Return the lines below exactly as they appear, from the line containing "data-label: 15.4 xyxy=(671,556,697,570)" down to the line containing "y-tick-label: サプライチェーンや調達戦略への影響 xyxy=(42,346,212,359)", with both of those lines included.
— start of Source records —
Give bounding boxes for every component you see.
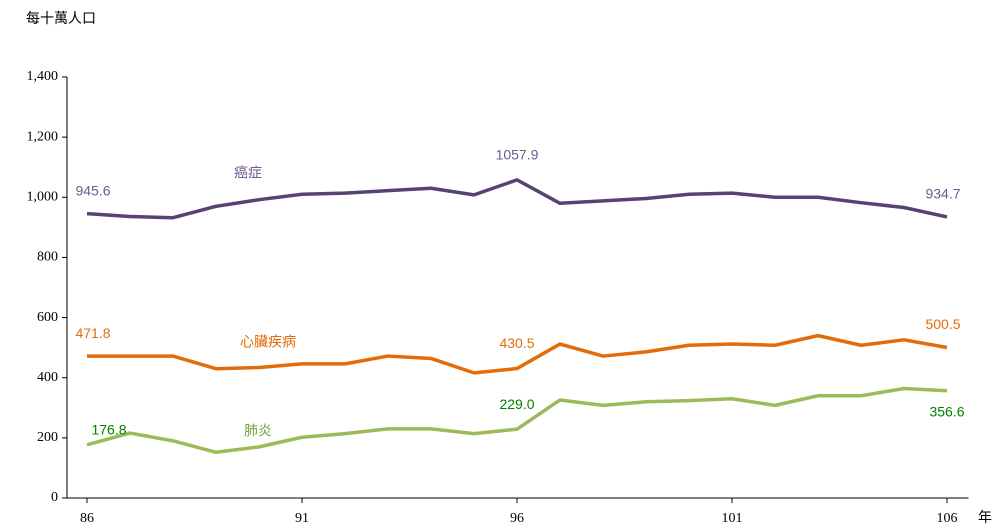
y-tick-label: 800 <box>37 250 58 265</box>
x-tick-label: 96 <box>510 511 524 526</box>
data-label: 500.5 <box>925 316 960 332</box>
series-name: 肺炎 <box>244 423 272 439</box>
data-label: 356.6 <box>929 403 964 419</box>
x-tick-label: 101 <box>722 511 743 526</box>
y-tick-label: 1,400 <box>27 69 59 84</box>
y-tick-label: 1,200 <box>27 129 59 144</box>
y-tick-label: 400 <box>37 370 58 385</box>
series-line <box>86 386 948 455</box>
data-label: 471.8 <box>75 325 110 341</box>
y-tick-label: 1,000 <box>27 190 59 205</box>
data-label: 934.7 <box>925 186 960 202</box>
y-tick-label: 200 <box>37 430 58 445</box>
x-tick-label: 86 <box>80 511 94 526</box>
x-tick-label: 91 <box>295 511 309 526</box>
y-tick-label: 0 <box>51 490 58 505</box>
y-axis-label: 每十萬人口 <box>26 11 96 27</box>
series-line <box>86 333 948 375</box>
x-tick-label: 106 <box>937 511 958 526</box>
y-tick-label: 600 <box>37 310 58 325</box>
x-axis-label: 年 <box>978 510 992 526</box>
data-label: 229.0 <box>499 396 534 412</box>
data-label: 945.6 <box>75 182 110 198</box>
series-name: 心臟疾病 <box>240 334 296 350</box>
data-label: 176.8 <box>91 422 126 438</box>
data-label: 430.5 <box>499 335 534 351</box>
series-name: 癌症 <box>234 165 262 181</box>
data-label: 1057.9 <box>496 147 539 163</box>
series-line <box>86 178 948 220</box>
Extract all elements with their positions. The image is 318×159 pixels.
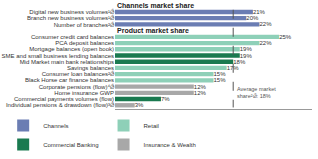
svg-text:Insurance & Wealth: Insurance & Wealth [144,142,196,148]
svg-text:3%: 3% [135,102,144,108]
svg-text:7%: 7% [161,96,170,102]
svg-text:21%: 21% [253,9,266,15]
svg-text:12%: 12% [194,84,207,90]
svg-text:Branch new business volumes¹⦳: Branch new business volumes¹⦳ [27,14,115,21]
svg-text:19%: 19% [240,53,253,59]
svg-text:22%: 22% [259,40,272,46]
svg-text:Mortgage balances (open book): Mortgage balances (open book) [29,46,114,52]
svg-text:18%: 18% [233,59,246,65]
svg-text:19%: 19% [240,46,253,52]
svg-text:Consumer credit card balances: Consumer credit card balances [31,34,114,40]
svg-text:Commercial payments volumes (f: Commercial payments volumes (flow) [14,96,114,102]
svg-text:Retail: Retail [144,123,159,129]
svg-text:Number of branches²⦳: Number of branches²⦳ [54,21,115,28]
svg-text:Mid Market main bank relations: Mid Market main bank relationships [20,59,114,65]
svg-text:Commercial Banking: Commercial Banking [43,142,98,148]
svg-text:Average marketshare²⦳: 18%: Average marketshare²⦳: 18% [237,86,276,99]
svg-text:Product market share: Product market share [117,27,189,34]
svg-text:15%: 15% [214,77,227,83]
svg-text:15%: 15% [214,71,227,77]
svg-text:25%: 25% [279,34,292,40]
svg-text:SME and small business lending: SME and small business lending balances [2,53,114,59]
svg-text:Home insurance GWP: Home insurance GWP [54,90,114,96]
svg-text:20%: 20% [246,15,259,21]
svg-text:Savings balances: Savings balances [67,65,114,71]
svg-text:Digital new business volumes¹⦳: Digital new business volumes¹⦳ [29,8,115,15]
svg-text:Channels: Channels [43,123,68,129]
svg-text:17%: 17% [227,65,240,71]
svg-text:12%: 12% [194,90,207,96]
svg-text:22%: 22% [259,21,272,27]
svg-text:Individual pensions & drawdown: Individual pensions & drawdown (flow)³⦳ [6,101,115,108]
svg-text:PCA deposit balances: PCA deposit balances [55,40,114,46]
svg-text:Channels market share: Channels market share [117,2,194,9]
svg-text:Black Horse car finance balanc: Black Horse car finance balances [25,77,114,83]
svg-text:Corporate pensions (flow)⁴⦳: Corporate pensions (flow)⁴⦳ [39,83,115,90]
svg-text:Consumer loan balances²⦳: Consumer loan balances²⦳ [42,70,115,77]
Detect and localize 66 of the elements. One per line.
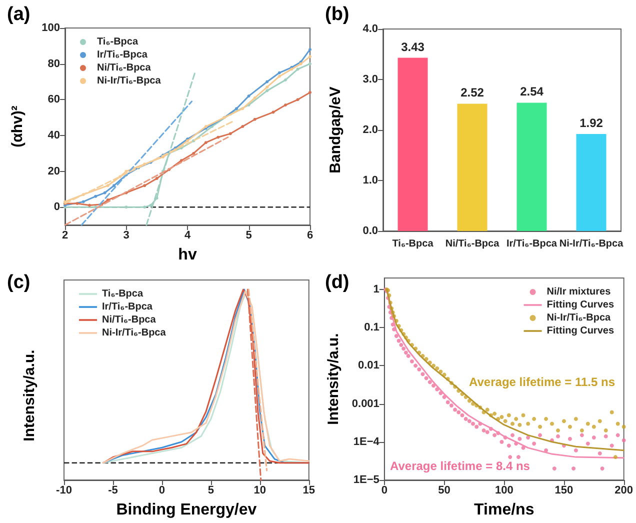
legend-label: Ti₆-Bpca — [102, 288, 144, 300]
legend-label: Ir/Ti₆-Bpca — [97, 50, 148, 60]
annotation: Average lifetime = 8.4 ns — [390, 459, 530, 473]
y-tick-label: 100 — [42, 22, 60, 34]
chart-title: (b) — [325, 4, 350, 25]
x-tick-label: 5 — [246, 230, 252, 242]
y-axis-title: (αhv)² — [9, 106, 26, 148]
x-tick-label: 150 — [554, 484, 574, 496]
y-tick-label: 20 — [48, 165, 60, 178]
y-tick-label: 40 — [48, 129, 60, 142]
chart-title: (a) — [7, 4, 30, 25]
y-tick-label: 4.0 — [362, 23, 378, 35]
annotation: Average lifetime = 11.5 ns — [469, 375, 616, 389]
x-tick-label: 5 — [208, 484, 214, 496]
x-tick-label: 0 — [158, 484, 166, 496]
chart-title: (d) — [325, 272, 350, 293]
legend-label: Ni/Ti₆-Bpca — [97, 62, 152, 74]
x-tick-label: Ir/Ti₆-Bpca — [506, 238, 558, 250]
x-tick-label: 0 — [381, 484, 388, 496]
legend-label: Ni/Ti₆-Bpca — [102, 314, 156, 326]
legend-label: Ir/Ti₆-Bpca — [102, 302, 153, 312]
y-tick-label: 0.01 — [358, 360, 380, 372]
y-axis-title: Bandgap/eV — [327, 86, 344, 174]
x-tick-label: Ni/Ti₆-Bpca — [445, 238, 500, 250]
x-tick-label: 2 — [62, 230, 68, 242]
y-axis-title: Intensity/a.u. — [325, 333, 342, 425]
x-tick-label: 15 — [302, 484, 316, 496]
x-tick-label: -10 — [56, 484, 72, 496]
x-tick-label: 6 — [306, 230, 314, 242]
data-label: 2.54 — [520, 84, 544, 99]
legend-label: Ni/Ir mixtures — [546, 286, 612, 298]
y-tick-label: 3.0 — [362, 74, 378, 86]
legend-label: Fitting Curves — [546, 326, 614, 336]
legend-label: Fitting Curves — [546, 300, 614, 310]
x-axis-title: Time/ns — [474, 502, 534, 518]
y-tick-label: 1 — [373, 283, 380, 296]
legend-label: Ni-Ir/Ti₆-Bpca — [102, 328, 166, 338]
y-tick-label: 0.0 — [362, 225, 378, 237]
y-tick-label: 1.0 — [362, 174, 378, 186]
x-tick-label: Ti₆-Bpca — [392, 238, 434, 250]
y-tick-label: 0.1 — [364, 322, 380, 334]
x-axis-title: Binding Energy/ev — [116, 502, 257, 518]
chart-title: (c) — [7, 272, 30, 293]
data-label: 2.52 — [460, 86, 484, 100]
data-label: 1.92 — [580, 116, 604, 130]
x-axis-title: hv — [178, 246, 197, 264]
y-tick-label: 0.001 — [352, 398, 380, 410]
y-tick-label: 2.0 — [362, 124, 378, 136]
x-tick-label: Ni-Ir/Ti₆-Bpca — [559, 238, 624, 250]
y-tick-label: 0 — [54, 201, 60, 214]
data-label: 3.43 — [401, 40, 425, 54]
x-tick-label: 10 — [254, 484, 266, 496]
y-tick-label: 1E−4 — [353, 436, 380, 448]
legend-label: Ti₆-Bpca — [97, 36, 138, 48]
x-tick-label: -5 — [108, 484, 118, 496]
y-tick-label: 1E−5 — [353, 474, 380, 486]
y-tick-label: 60 — [48, 94, 60, 106]
legend-label: Ni-Ir/Ti₆-Bpca — [97, 76, 162, 86]
x-tick-label: 200 — [614, 484, 634, 496]
x-tick-label: 100 — [494, 484, 514, 496]
x-tick-label: 3 — [123, 230, 130, 242]
x-tick-label: 50 — [438, 484, 450, 496]
y-tick-label: 80 — [48, 58, 60, 70]
x-tick-label: 4 — [184, 230, 192, 242]
y-axis-title: Intensity/a.u. — [21, 350, 38, 442]
legend-label: Ni-Ir/Ti₆-Bpca — [546, 312, 612, 324]
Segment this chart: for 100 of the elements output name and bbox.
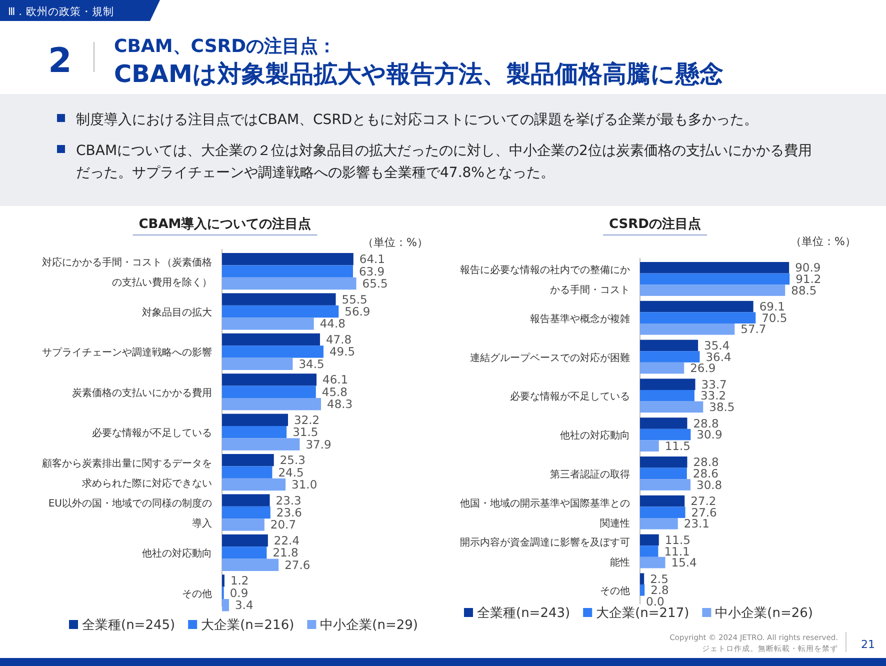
data-label: 15.4 xyxy=(671,556,697,570)
data-label: 44.8 xyxy=(320,316,346,331)
y-tick-label: 炭素価格の支払いにかかる費用 xyxy=(72,386,212,399)
bar xyxy=(222,374,317,386)
bar xyxy=(640,479,691,490)
bar xyxy=(222,534,268,547)
text: 21 xyxy=(861,638,875,651)
data-label: 64.1 xyxy=(359,252,386,266)
text: Ⅲ．欧州の政策・規制 xyxy=(8,5,114,18)
bar xyxy=(640,284,786,296)
bar xyxy=(222,346,324,358)
bar xyxy=(222,293,336,306)
data-label: 33.7 xyxy=(701,377,727,392)
data-label: 56.9 xyxy=(344,304,370,318)
bar xyxy=(640,546,658,557)
bar xyxy=(222,494,270,506)
bar xyxy=(640,428,691,440)
bar xyxy=(640,556,666,568)
bar xyxy=(640,340,698,352)
bar xyxy=(640,273,790,285)
y-tick-label: 顧客から炭素排出量に関するデータを求められた際に対応できない xyxy=(42,457,212,490)
data-label: 65.5 xyxy=(362,276,388,290)
data-label: 46.1 xyxy=(322,372,348,387)
y-tick-label: 対応にかかる手間・コスト（炭素価格の支払い費用を除く） xyxy=(42,256,212,288)
text: CBAMについては、大企業の２位は対象品目の拡大だったのに対し、中小企業の2位は炭素価格の支払いにかかる費用だった。サプライチェーンや調達戦略への影響も全業種で47.8%となった。 xyxy=(76,143,812,181)
legend-label: 全業種(n=245) xyxy=(82,618,176,633)
chart-title: CSRDの注目点 xyxy=(609,216,701,232)
data-label: 36.4 xyxy=(706,350,732,364)
data-label: 30.8 xyxy=(696,478,722,492)
data-label: 57.7 xyxy=(740,322,766,336)
bar xyxy=(222,386,316,398)
data-label: 3.4 xyxy=(234,598,254,612)
data-label: 25.3 xyxy=(280,453,306,468)
data-label: 28.8 xyxy=(693,416,719,430)
data-label: 22.4 xyxy=(274,534,300,548)
y-tick-label: サプライチェーンや調達戦略への影響 xyxy=(42,346,212,359)
bar xyxy=(222,414,288,426)
bar xyxy=(222,546,267,559)
data-label: 45.8 xyxy=(322,384,348,399)
data-label: 49.5 xyxy=(329,344,356,359)
bar xyxy=(640,312,756,324)
y-tick-label: その他 xyxy=(182,588,212,600)
data-label: 32.2 xyxy=(294,412,320,427)
data-label: 11.5 xyxy=(664,532,690,547)
data-label: 27.6 xyxy=(284,558,310,572)
data-label: 24.5 xyxy=(278,465,304,480)
bar xyxy=(640,440,659,452)
bar xyxy=(222,277,356,290)
legend-label: 大企業(n=216) xyxy=(201,618,294,633)
bar xyxy=(222,358,293,370)
y-tick-label: EU以外の国・地域での同様の制度の導入 xyxy=(48,498,212,530)
data-label: 47.8 xyxy=(326,332,352,346)
data-label: 26.9 xyxy=(690,361,716,376)
text: （単位：%） xyxy=(362,236,428,249)
data-label: 23.6 xyxy=(276,506,302,520)
data-label: 31.5 xyxy=(292,425,318,440)
data-label: 11.1 xyxy=(664,544,690,558)
y-tick-label: 連結グループベースでの対応が困難 xyxy=(470,352,630,364)
bar xyxy=(222,558,279,571)
bar xyxy=(640,362,684,374)
data-label: 35.4 xyxy=(704,338,730,352)
bar xyxy=(222,253,354,266)
bar xyxy=(222,454,274,466)
y-tick-label: 他社の対応動向 xyxy=(142,548,212,560)
legend-label: 大企業(n=217) xyxy=(596,606,690,621)
bar xyxy=(640,401,704,413)
bar xyxy=(640,534,659,546)
bar xyxy=(640,456,688,468)
y-tick-label: 必要な情報が不足している xyxy=(92,427,212,440)
y-tick-label: その他 xyxy=(600,585,630,598)
bar xyxy=(640,506,686,518)
bar xyxy=(640,584,645,596)
text: 2 xyxy=(48,41,72,81)
y-tick-label: 他社の対応動向 xyxy=(560,430,630,442)
bar xyxy=(222,438,300,450)
data-label: 63.9 xyxy=(358,264,385,278)
data-label: 48.3 xyxy=(327,397,353,412)
bar xyxy=(222,426,287,438)
bar xyxy=(222,466,272,478)
y-tick-label: 他国・地域の開示基準や国際基準との関連性 xyxy=(460,497,630,530)
bar xyxy=(640,418,688,429)
data-label: 34.5 xyxy=(298,356,324,371)
bar xyxy=(222,518,264,531)
bar xyxy=(640,351,700,362)
data-label: 20.7 xyxy=(270,518,296,532)
data-label: 2.5 xyxy=(650,572,668,586)
bar xyxy=(640,324,735,335)
bar xyxy=(222,265,353,278)
chart-title: CBAM導入についての注目点 xyxy=(138,216,312,232)
bar xyxy=(640,262,790,274)
data-label: 37.9 xyxy=(306,437,332,452)
bar xyxy=(222,398,322,410)
bar xyxy=(222,506,270,519)
y-tick-label: 対象品目の拡大 xyxy=(142,306,212,318)
data-label: 0.9 xyxy=(230,586,248,600)
legend-label: 全業種(n=243) xyxy=(477,606,570,621)
bar xyxy=(222,318,314,330)
bar xyxy=(640,378,696,390)
bar xyxy=(640,518,678,530)
bar xyxy=(640,300,754,312)
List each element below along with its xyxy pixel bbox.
— end of Source records —
- Exercise output -
data-label: 15.4 xyxy=(671,556,697,570)
data-label: 44.8 xyxy=(320,316,346,331)
y-tick-label: 炭素価格の支払いにかかる費用 xyxy=(72,386,212,399)
bar xyxy=(222,374,317,386)
bar xyxy=(640,479,691,490)
bar xyxy=(222,534,268,547)
text: 21 xyxy=(861,638,875,651)
data-label: 64.1 xyxy=(359,252,386,266)
text: Ⅲ．欧州の政策・規制 xyxy=(8,5,114,18)
bar xyxy=(640,284,786,296)
bar xyxy=(222,346,324,358)
bar xyxy=(222,293,336,306)
data-label: 33.7 xyxy=(701,377,727,392)
data-label: 56.9 xyxy=(344,304,370,318)
bar xyxy=(640,546,658,557)
bar xyxy=(222,494,270,506)
bar xyxy=(640,428,691,440)
bar xyxy=(640,556,666,568)
bar xyxy=(640,340,698,352)
bar xyxy=(640,273,790,285)
y-tick-label: 顧客から炭素排出量に関するデータを求められた際に対応できない xyxy=(42,457,212,490)
data-label: 65.5 xyxy=(362,276,388,290)
data-label: 46.1 xyxy=(322,372,348,387)
y-tick-label: 対応にかかる手間・コスト（炭素価格の支払い費用を除く） xyxy=(42,256,212,288)
text: CBAMについては、大企業の２位は対象品目の拡大だったのに対し、中小企業の2位は炭素価格の支払いにかかる費用だった。サプライチェーンや調達戦略への影響も全業種で47.8%となった。 xyxy=(76,143,812,181)
legend-label: 全業種(n=245) xyxy=(82,618,176,633)
chart-title: CSRDの注目点 xyxy=(609,216,701,232)
data-label: 36.4 xyxy=(706,350,732,364)
data-label: 30.8 xyxy=(696,478,722,492)
data-label: 57.7 xyxy=(740,322,766,336)
bar xyxy=(222,386,316,398)
data-label: 3.4 xyxy=(234,598,254,612)
data-label: 25.3 xyxy=(280,453,306,468)
data-label: 28.8 xyxy=(693,416,719,430)
data-label: 22.4 xyxy=(274,534,300,548)
y-tick-label: サプライチェーンや調達戦略への影響 xyxy=(42,346,212,359)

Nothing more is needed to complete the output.